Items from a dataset
————————
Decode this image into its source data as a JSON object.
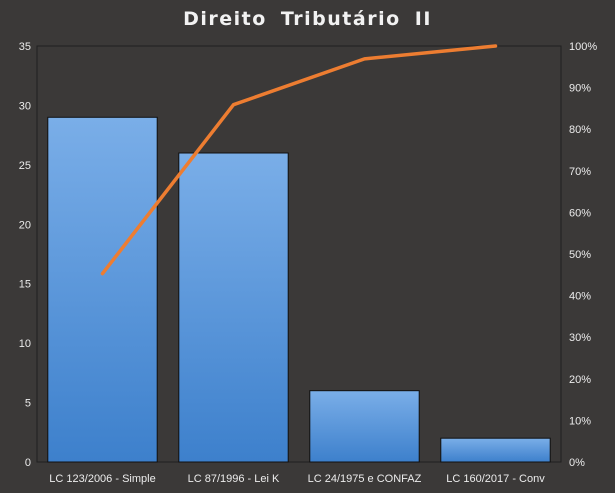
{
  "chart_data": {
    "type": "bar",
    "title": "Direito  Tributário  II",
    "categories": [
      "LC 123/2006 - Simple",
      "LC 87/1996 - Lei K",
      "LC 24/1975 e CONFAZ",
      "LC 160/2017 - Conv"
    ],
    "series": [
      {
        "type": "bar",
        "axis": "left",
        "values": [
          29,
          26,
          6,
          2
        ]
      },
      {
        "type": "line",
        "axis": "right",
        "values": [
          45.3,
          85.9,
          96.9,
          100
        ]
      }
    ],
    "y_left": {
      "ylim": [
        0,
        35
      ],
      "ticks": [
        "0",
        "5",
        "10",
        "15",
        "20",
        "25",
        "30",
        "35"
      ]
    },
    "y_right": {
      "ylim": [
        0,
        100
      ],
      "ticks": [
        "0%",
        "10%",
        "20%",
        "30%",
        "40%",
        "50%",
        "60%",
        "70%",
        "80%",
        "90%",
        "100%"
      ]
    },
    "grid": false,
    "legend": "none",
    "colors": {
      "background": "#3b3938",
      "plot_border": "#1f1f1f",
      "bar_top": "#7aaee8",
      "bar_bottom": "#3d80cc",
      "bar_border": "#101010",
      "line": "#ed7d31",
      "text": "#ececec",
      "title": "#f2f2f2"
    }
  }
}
————————
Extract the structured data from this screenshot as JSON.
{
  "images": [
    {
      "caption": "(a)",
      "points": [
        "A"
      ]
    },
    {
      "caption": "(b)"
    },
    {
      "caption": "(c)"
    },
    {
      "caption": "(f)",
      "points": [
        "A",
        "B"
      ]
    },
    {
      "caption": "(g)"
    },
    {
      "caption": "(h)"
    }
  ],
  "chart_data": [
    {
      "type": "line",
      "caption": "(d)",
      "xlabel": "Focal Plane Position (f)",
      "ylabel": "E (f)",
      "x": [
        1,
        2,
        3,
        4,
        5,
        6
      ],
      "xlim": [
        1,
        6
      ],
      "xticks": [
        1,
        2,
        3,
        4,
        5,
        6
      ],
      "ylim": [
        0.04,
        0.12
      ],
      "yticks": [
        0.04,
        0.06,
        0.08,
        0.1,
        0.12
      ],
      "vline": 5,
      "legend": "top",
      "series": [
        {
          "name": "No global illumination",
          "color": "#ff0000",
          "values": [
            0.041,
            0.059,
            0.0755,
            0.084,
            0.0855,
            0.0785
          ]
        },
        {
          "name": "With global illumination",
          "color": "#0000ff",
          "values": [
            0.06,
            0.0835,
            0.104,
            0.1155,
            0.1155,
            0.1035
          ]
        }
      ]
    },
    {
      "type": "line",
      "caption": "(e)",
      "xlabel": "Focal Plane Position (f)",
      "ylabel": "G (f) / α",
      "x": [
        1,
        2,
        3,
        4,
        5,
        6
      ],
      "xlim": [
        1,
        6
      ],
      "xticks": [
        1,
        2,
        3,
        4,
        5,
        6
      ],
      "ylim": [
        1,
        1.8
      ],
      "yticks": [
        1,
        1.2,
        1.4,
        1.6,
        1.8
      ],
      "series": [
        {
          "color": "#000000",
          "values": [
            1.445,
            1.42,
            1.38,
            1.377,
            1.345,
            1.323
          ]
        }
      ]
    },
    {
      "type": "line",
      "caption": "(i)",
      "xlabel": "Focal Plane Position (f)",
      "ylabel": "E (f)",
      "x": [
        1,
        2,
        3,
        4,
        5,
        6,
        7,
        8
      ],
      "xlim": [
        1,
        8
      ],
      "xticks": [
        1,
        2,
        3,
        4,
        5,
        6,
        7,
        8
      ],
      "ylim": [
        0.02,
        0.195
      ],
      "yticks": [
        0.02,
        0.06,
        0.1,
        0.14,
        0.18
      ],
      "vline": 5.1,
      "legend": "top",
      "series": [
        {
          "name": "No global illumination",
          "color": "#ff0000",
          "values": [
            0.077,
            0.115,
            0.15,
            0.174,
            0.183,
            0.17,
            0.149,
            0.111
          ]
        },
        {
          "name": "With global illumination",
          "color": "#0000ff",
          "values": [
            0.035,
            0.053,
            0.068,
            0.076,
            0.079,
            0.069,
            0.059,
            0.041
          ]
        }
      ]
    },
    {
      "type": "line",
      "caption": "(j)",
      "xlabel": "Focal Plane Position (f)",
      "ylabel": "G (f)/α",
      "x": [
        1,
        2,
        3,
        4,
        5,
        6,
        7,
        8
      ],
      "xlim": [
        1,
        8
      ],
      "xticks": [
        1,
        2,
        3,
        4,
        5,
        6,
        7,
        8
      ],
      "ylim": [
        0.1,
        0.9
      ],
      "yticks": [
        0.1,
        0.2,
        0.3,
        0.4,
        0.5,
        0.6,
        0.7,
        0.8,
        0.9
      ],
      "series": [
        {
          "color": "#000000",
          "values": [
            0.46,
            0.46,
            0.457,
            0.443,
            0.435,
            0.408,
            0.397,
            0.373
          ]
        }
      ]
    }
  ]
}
————————
_WRITTEN INSTRUCTION_
Above are the records. Copy every line in them holding "caption".

_RESULT FOR THIS EXERCISE_
      "caption": "(a)",
      "caption": "(b)"
      "caption": "(c)"
      "caption": "(f)",
      "caption": "(g)"
      "caption": "(h)"
      "caption": "(d)",
      "caption": "(e)",
      "caption": "(i)",
      "caption": "(j)",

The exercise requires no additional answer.